> [RAW DATA]
☆ ☆ ☆ ☆ ☆

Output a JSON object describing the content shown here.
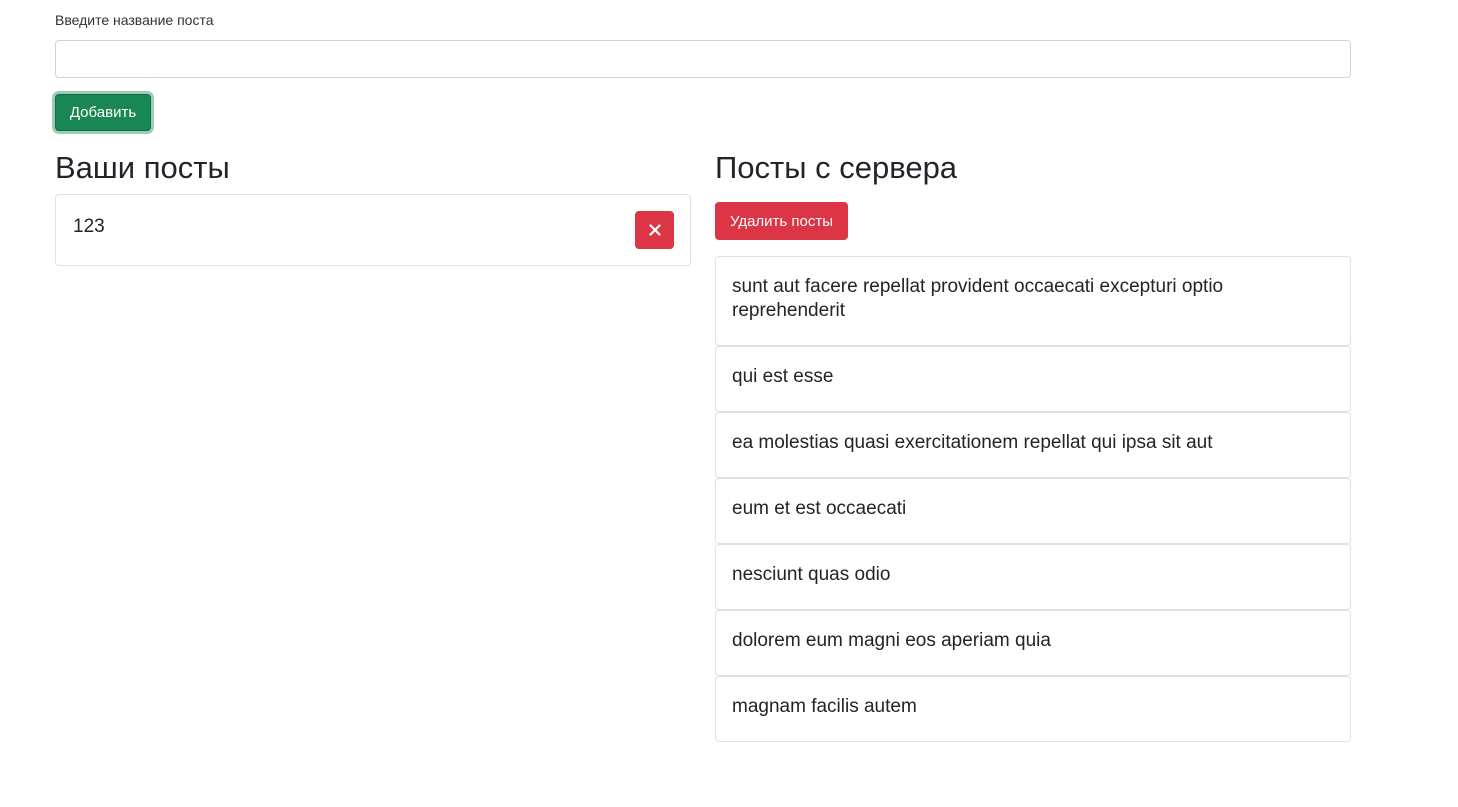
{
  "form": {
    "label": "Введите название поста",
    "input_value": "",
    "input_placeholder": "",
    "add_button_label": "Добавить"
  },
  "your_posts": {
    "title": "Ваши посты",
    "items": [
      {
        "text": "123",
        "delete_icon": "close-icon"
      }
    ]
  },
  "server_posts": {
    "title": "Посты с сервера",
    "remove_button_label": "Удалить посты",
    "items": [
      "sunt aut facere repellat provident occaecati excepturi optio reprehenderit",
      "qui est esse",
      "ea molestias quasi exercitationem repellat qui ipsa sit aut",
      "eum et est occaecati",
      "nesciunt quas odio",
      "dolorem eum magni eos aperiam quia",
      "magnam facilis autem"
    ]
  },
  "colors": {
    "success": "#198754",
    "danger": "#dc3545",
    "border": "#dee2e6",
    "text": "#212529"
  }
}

☆ ☆ ☆ ☆ ☆

> [WORK TO BE COMPLETED] Quote every record above exactly, omitting any pictures they contain.

> [WRITTEN ANSWER]
Output a JSON object describing the content shown here.
{
  "form": {
    "label": "Введите название поста",
    "input_value": "",
    "input_placeholder": "",
    "add_button_label": "Добавить"
  },
  "your_posts": {
    "title": "Ваши посты",
    "items": [
      {
        "text": "123",
        "delete_icon": "close-icon"
      }
    ]
  },
  "server_posts": {
    "title": "Посты с сервера",
    "remove_button_label": "Удалить посты",
    "items": [
      "sunt aut facere repellat provident occaecati excepturi optio reprehenderit",
      "qui est esse",
      "ea molestias quasi exercitationem repellat qui ipsa sit aut",
      "eum et est occaecati",
      "nesciunt quas odio",
      "dolorem eum magni eos aperiam quia",
      "magnam facilis autem"
    ]
  },
  "colors": {
    "success": "#198754",
    "danger": "#dc3545",
    "border": "#dee2e6",
    "text": "#212529"
  }
}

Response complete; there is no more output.